▶ **The problem**: Exactly reproduce each record listed below.

____

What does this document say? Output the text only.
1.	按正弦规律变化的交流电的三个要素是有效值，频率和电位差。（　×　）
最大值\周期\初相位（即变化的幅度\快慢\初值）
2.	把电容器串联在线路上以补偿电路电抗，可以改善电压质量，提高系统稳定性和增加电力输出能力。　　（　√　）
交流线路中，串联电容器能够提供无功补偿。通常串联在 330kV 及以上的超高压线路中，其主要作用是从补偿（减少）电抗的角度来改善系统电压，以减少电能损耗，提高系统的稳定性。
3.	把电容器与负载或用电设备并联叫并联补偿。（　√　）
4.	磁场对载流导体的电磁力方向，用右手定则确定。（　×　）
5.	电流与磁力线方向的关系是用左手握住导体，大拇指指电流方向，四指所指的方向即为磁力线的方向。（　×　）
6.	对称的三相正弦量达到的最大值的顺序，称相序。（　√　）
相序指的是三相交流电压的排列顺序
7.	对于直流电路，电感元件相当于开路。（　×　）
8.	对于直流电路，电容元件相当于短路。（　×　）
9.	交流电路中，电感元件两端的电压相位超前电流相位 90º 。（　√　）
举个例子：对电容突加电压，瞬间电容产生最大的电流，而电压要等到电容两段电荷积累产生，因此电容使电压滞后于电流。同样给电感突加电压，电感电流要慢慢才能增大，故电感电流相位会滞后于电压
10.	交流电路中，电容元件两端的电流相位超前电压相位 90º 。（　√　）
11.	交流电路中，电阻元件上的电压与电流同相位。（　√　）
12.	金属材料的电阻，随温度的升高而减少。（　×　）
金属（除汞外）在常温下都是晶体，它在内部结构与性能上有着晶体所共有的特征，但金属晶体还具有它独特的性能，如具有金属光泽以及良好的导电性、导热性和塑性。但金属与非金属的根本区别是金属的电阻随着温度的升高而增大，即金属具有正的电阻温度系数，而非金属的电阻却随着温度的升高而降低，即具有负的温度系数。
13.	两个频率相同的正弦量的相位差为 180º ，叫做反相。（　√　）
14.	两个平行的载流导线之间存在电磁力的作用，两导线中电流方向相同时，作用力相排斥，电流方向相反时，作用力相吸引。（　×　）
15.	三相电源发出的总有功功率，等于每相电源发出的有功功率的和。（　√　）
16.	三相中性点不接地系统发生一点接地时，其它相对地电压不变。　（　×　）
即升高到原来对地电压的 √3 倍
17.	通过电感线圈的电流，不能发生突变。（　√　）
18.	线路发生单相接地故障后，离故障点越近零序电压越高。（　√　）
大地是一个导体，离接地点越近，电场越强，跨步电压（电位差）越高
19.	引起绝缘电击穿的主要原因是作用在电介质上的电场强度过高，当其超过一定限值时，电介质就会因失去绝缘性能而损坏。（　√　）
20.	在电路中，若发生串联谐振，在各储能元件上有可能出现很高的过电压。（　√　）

____

▶ **Result**:
What does this document say? Output the text only.
1.	按正弦规律变化的交流电的三个要素是有效值，频率和电位差。（　×　）
最大值\周期\初相位（即变化的幅度\快慢\初值）
2.	把电容器串联在线路上以补偿电路电抗，可以改善电压质量，提高系统稳定性和增加电力输出能力。　　（　√　）
交流线路中，串联电容器能够提供无功补偿。通常串联在 330kV 及以上的超高压线路中，其主要作用是从补偿（减少）电抗的角度来改善系统电压，以减少电能损耗，提高系统的稳定性。
3.	把电容器与负载或用电设备并联叫并联补偿。（　√　）
4.	磁场对载流导体的电磁力方向，用右手定则确定。（　×　）
5.	电流与磁力线方向的关系是用左手握住导体，大拇指指电流方向，四指所指的方向即为磁力线的方向。（　×　）
6.	对称的三相正弦量达到的最大值的顺序，称相序。（　√　）
相序指的是三相交流电压的排列顺序
7.	对于直流电路，电感元件相当于开路。（　×　）
8.	对于直流电路，电容元件相当于短路。（　×　）
9.	交流电路中，电感元件两端的电压相位超前电流相位 90º 。（　√　）
举个例子：对电容突加电压，瞬间电容产生最大的电流，而电压要等到电容两段电荷积累产生，因此电容使电压滞后于电流。同样给电感突加电压，电感电流要慢慢才能增大，故电感电流相位会滞后于电压
10.	交流电路中，电容元件两端的电流相位超前电压相位 90º 。（　√　）
11.	交流电路中，电阻元件上的电压与电流同相位。（　√　）
12.	金属材料的电阻，随温度的升高而减少。（　×　）
金属（除汞外）在常温下都是晶体，它在内部结构与性能上有着晶体所共有的特征，但金属晶体还具有它独特的性能，如具有金属光泽以及良好的导电性、导热性和塑性。但金属与非金属的根本区别是金属的电阻随着温度的升高而增大，即金属具有正的电阻温度系数，而非金属的电阻却随着温度的升高而降低，即具有负的温度系数。
13.	两个频率相同的正弦量的相位差为 180º ，叫做反相。（　√　）
14.	两个平行的载流导线之间存在电磁力的作用，两导线中电流方向相同时，作用力相排斥，电流方向相反时，作用力相吸引。（　×　）
15.	三相电源发出的总有功功率，等于每相电源发出的有功功率的和。（　√　）
16.	三相中性点不接地系统发生一点接地时，其它相对地电压不变。　（　×　）
即升高到原来对地电压的 √3 倍
17.	通过电感线圈的电流，不能发生突变。（　√　）
18.	线路发生单相接地故障后，离故障点越近零序电压越高。（　√　）
大地是一个导体，离接地点越近，电场越强，跨步电压（电位差）越高
19.	引起绝缘电击穿的主要原因是作用在电介质上的电场强度过高，当其超过一定限值时，电介质就会因失去绝缘性能而损坏。（　√　）
20.	在电路中，若发生串联谐振，在各储能元件上有可能出现很高的过电压。（　√　）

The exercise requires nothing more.